(Extracted records):
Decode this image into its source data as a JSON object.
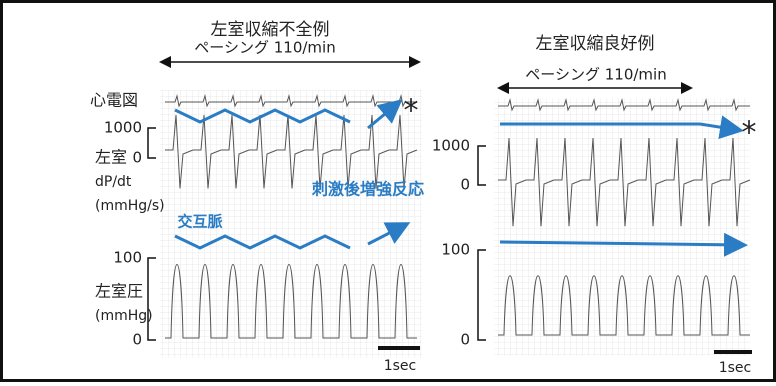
{
  "panels": [
    {
      "title": "左室収縮不全例",
      "pacing": "ペーシング 110/min",
      "ecg_label": "心電図",
      "dpdt_top": "1000",
      "dpdt_zero": "0",
      "dpdt_label": [
        "左室",
        "dP/dt",
        "(mmHg/s)"
      ],
      "annotation_potentiation": "刺激後増強反応",
      "annotation_alternans": "交互脈",
      "lvp_top": "100",
      "lvp_zero": "0",
      "lvp_label": [
        "左室圧",
        "(mmHg)"
      ],
      "scale": "1sec",
      "marker": "*"
    },
    {
      "title": "左室収縮良好例",
      "pacing": "ペーシング 110/min",
      "dpdt_top": "1000",
      "dpdt_zero": "0",
      "lvp_top": "100",
      "lvp_zero": "0",
      "scale": "1sec",
      "marker": "*"
    }
  ]
}
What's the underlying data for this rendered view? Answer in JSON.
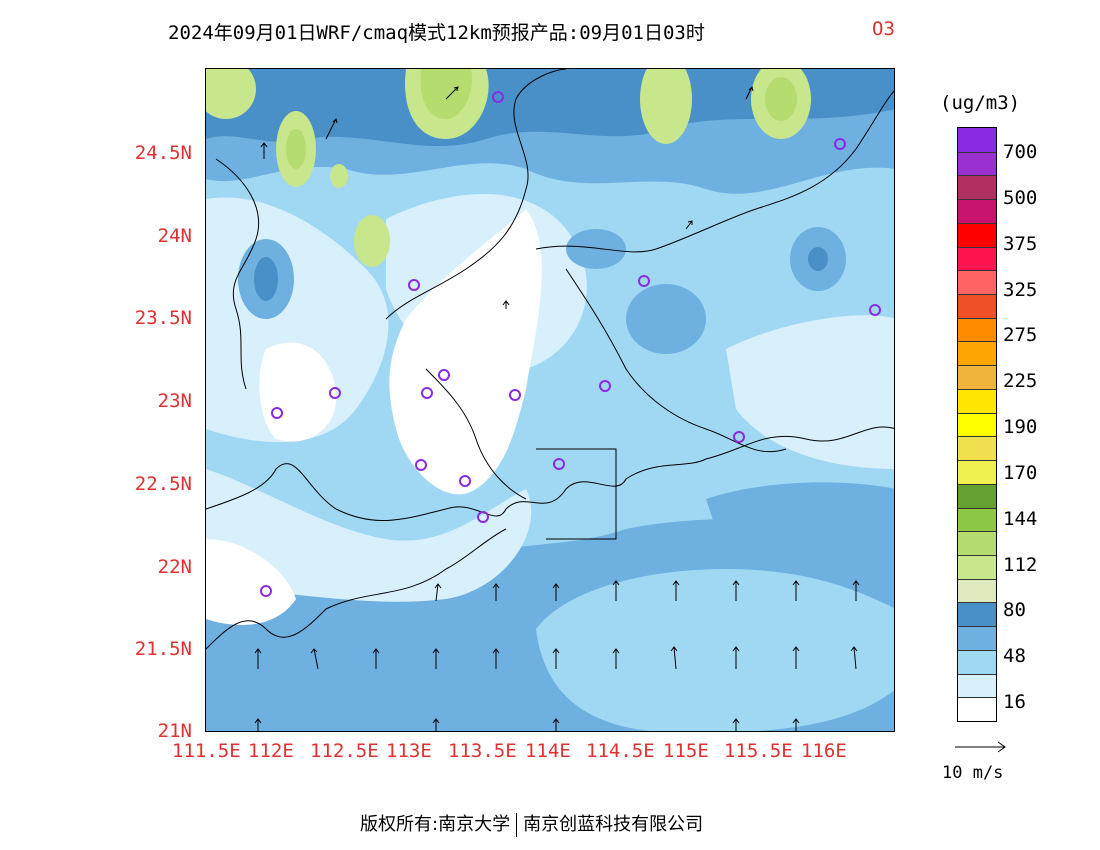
{
  "title": {
    "main": "2024年09月01日WRF/cmaq模式12km预报产品:09月01日03时",
    "species": "O3"
  },
  "colorbar": {
    "unit": "(ug/m3)",
    "labels": [
      "700",
      "500",
      "375",
      "325",
      "275",
      "225",
      "190",
      "170",
      "144",
      "112",
      "80",
      "48",
      "16"
    ],
    "colors": [
      "#8a2be2",
      "#9b30d0",
      "#b03060",
      "#c8146e",
      "#ff0000",
      "#ff1450",
      "#ff6464",
      "#f05028",
      "#ff8c00",
      "#ffa500",
      "#f0b43c",
      "#ffe600",
      "#ffff00",
      "#f0e050",
      "#f0f050",
      "#64a032",
      "#8cc846",
      "#b4dc6e",
      "#c8e68c",
      "#dceabe",
      "#4a90c8",
      "#6eb0e0",
      "#a0d8f4",
      "#d8f0fc",
      "#ffffff"
    ]
  },
  "axes": {
    "lat_labels": [
      "24.5N",
      "24N",
      "23.5N",
      "23N",
      "22.5N",
      "22N",
      "21.5N",
      "21N"
    ],
    "lon_labels": [
      "111.5E",
      "112E",
      "112.5E",
      "113E",
      "113.5E",
      "114E",
      "114.5E",
      "115E",
      "115.5E",
      "116E"
    ]
  },
  "wind_reference": {
    "label": "10 m/s"
  },
  "copyright": {
    "prefix": "版权所有:南京大学",
    "suffix": "南京创蓝科技有限公司"
  }
}
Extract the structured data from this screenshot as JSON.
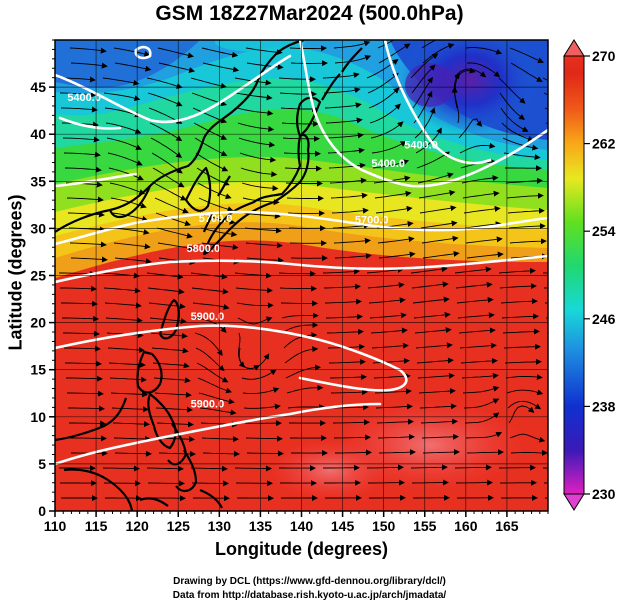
{
  "title": "GSM 18Z27Mar2024 (500.0hPa)",
  "axes": {
    "xlabel": "Longitude (degrees)",
    "ylabel": "Latitude  (degrees)",
    "x_range": [
      110,
      170
    ],
    "y_range": [
      0,
      50
    ],
    "x_ticks": [
      110,
      115,
      120,
      125,
      130,
      135,
      140,
      145,
      150,
      155,
      160,
      165
    ],
    "y_ticks": [
      0,
      5,
      10,
      15,
      20,
      25,
      30,
      35,
      40,
      45
    ],
    "grid": true
  },
  "colorbar": {
    "min": 230,
    "max": 270,
    "tick_labels": [
      "270",
      "262",
      "254",
      "246",
      "238",
      "230"
    ],
    "tick_values": [
      270,
      262,
      254,
      246,
      238,
      230
    ],
    "colors": [
      "#e020c0",
      "#3a1ab8",
      "#1030d0",
      "#1e90e0",
      "#18d8d8",
      "#20d870",
      "#60e020",
      "#e8e820",
      "#f8a818",
      "#f05818",
      "#e02818",
      "#f06868"
    ]
  },
  "contour_labels": [
    {
      "text": "5400.0",
      "lon": 111.5,
      "lat": 43.5
    },
    {
      "text": "5400.0",
      "lon": 152.5,
      "lat": 38.5
    },
    {
      "text": "5400.0",
      "lon": 148.5,
      "lat": 36.5
    },
    {
      "text": "5700.0",
      "lon": 127.5,
      "lat": 30.7
    },
    {
      "text": "5700.0",
      "lon": 146.5,
      "lat": 30.5
    },
    {
      "text": "5800.0",
      "lon": 126.0,
      "lat": 27.5
    },
    {
      "text": "5900.0",
      "lon": 126.5,
      "lat": 20.3
    },
    {
      "text": "5900.0",
      "lon": 126.5,
      "lat": 11.0
    }
  ],
  "credits": [
    "Drawing by DCL (https://www.gfd-dennou.org/library/dcl/)",
    "Data from http://database.rish.kyoto-u.ac.jp/arch/jmadata/"
  ]
}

(What you need to do):
Leave out the pictures and copy the rest of the material above exactly.

(Task answer):
Decode this image into its source data as a JSON object.
{
  "panels": [
    {
      "title": "左室収縮不全例",
      "pacing": "ペーシング 110/min",
      "ecg_label": "心電図",
      "dpdt_top": "1000",
      "dpdt_zero": "0",
      "dpdt_label": [
        "左室",
        "dP/dt",
        "(mmHg/s)"
      ],
      "annotation_potentiation": "刺激後増強反応",
      "annotation_alternans": "交互脈",
      "lvp_top": "100",
      "lvp_zero": "0",
      "lvp_label": [
        "左室圧",
        "(mmHg)"
      ],
      "scale": "1sec",
      "marker": "*"
    },
    {
      "title": "左室収縮良好例",
      "pacing": "ペーシング 110/min",
      "dpdt_top": "1000",
      "dpdt_zero": "0",
      "lvp_top": "100",
      "lvp_zero": "0",
      "scale": "1sec",
      "marker": "*"
    }
  ]
}
What's the underlying data for this rendered view? Answer in JSON.
{
  "title": {
    "main": "2024年09月01日WRF/cmaq模式12km预报产品:09月01日03时",
    "species": "O3"
  },
  "colorbar": {
    "unit": "(ug/m3)",
    "labels": [
      "700",
      "500",
      "375",
      "325",
      "275",
      "225",
      "190",
      "170",
      "144",
      "112",
      "80",
      "48",
      "16"
    ],
    "colors": [
      "#8a2be2",
      "#9b30d0",
      "#b03060",
      "#c8146e",
      "#ff0000",
      "#ff1450",
      "#ff6464",
      "#f05028",
      "#ff8c00",
      "#ffa500",
      "#f0b43c",
      "#ffe600",
      "#ffff00",
      "#f0e050",
      "#f0f050",
      "#64a032",
      "#8cc846",
      "#b4dc6e",
      "#c8e68c",
      "#dceabe",
      "#4a90c8",
      "#6eb0e0",
      "#a0d8f4",
      "#d8f0fc",
      "#ffffff"
    ]
  },
  "axes": {
    "lat_labels": [
      "24.5N",
      "24N",
      "23.5N",
      "23N",
      "22.5N",
      "22N",
      "21.5N",
      "21N"
    ],
    "lon_labels": [
      "111.5E",
      "112E",
      "112.5E",
      "113E",
      "113.5E",
      "114E",
      "114.5E",
      "115E",
      "115.5E",
      "116E"
    ]
  },
  "wind_reference": {
    "label": "10 m/s"
  },
  "copyright": {
    "prefix": "版权所有:南京大学",
    "suffix": "南京创蓝科技有限公司"
  }
}
Extract the structured data from this screenshot as JSON.
{
  "title": "GSM 18Z27Mar2024 (500.0hPa)",
  "axes": {
    "xlabel": "Longitude (degrees)",
    "ylabel": "Latitude  (degrees)",
    "x_range": [
      110,
      170
    ],
    "y_range": [
      0,
      50
    ],
    "x_ticks": [
      110,
      115,
      120,
      125,
      130,
      135,
      140,
      145,
      150,
      155,
      160,
      165
    ],
    "y_ticks": [
      0,
      5,
      10,
      15,
      20,
      25,
      30,
      35,
      40,
      45
    ],
    "grid": true
  },
  "colorbar": {
    "min": 230,
    "max": 270,
    "tick_labels": [
      "270",
      "262",
      "254",
      "246",
      "238",
      "230"
    ],
    "tick_values": [
      270,
      262,
      254,
      246,
      238,
      230
    ],
    "colors": [
      "#e020c0",
      "#3a1ab8",
      "#1030d0",
      "#1e90e0",
      "#18d8d8",
      "#20d870",
      "#60e020",
      "#e8e820",
      "#f8a818",
      "#f05818",
      "#e02818",
      "#f06868"
    ]
  },
  "contour_labels": [
    {
      "text": "5400.0",
      "lon": 111.5,
      "lat": 43.5
    },
    {
      "text": "5400.0",
      "lon": 152.5,
      "lat": 38.5
    },
    {
      "text": "5400.0",
      "lon": 148.5,
      "lat": 36.5
    },
    {
      "text": "5700.0",
      "lon": 127.5,
      "lat": 30.7
    },
    {
      "text": "5700.0",
      "lon": 146.5,
      "lat": 30.5
    },
    {
      "text": "5800.0",
      "lon": 126.0,
      "lat": 27.5
    },
    {
      "text": "5900.0",
      "lon": 126.5,
      "lat": 20.3
    },
    {
      "text": "5900.0",
      "lon": 126.5,
      "lat": 11.0
    }
  ],
  "credits": [
    "Drawing by DCL (https://www.gfd-dennou.org/library/dcl/)",
    "Data from http://database.rish.kyoto-u.ac.jp/arch/jmadata/"
  ]
}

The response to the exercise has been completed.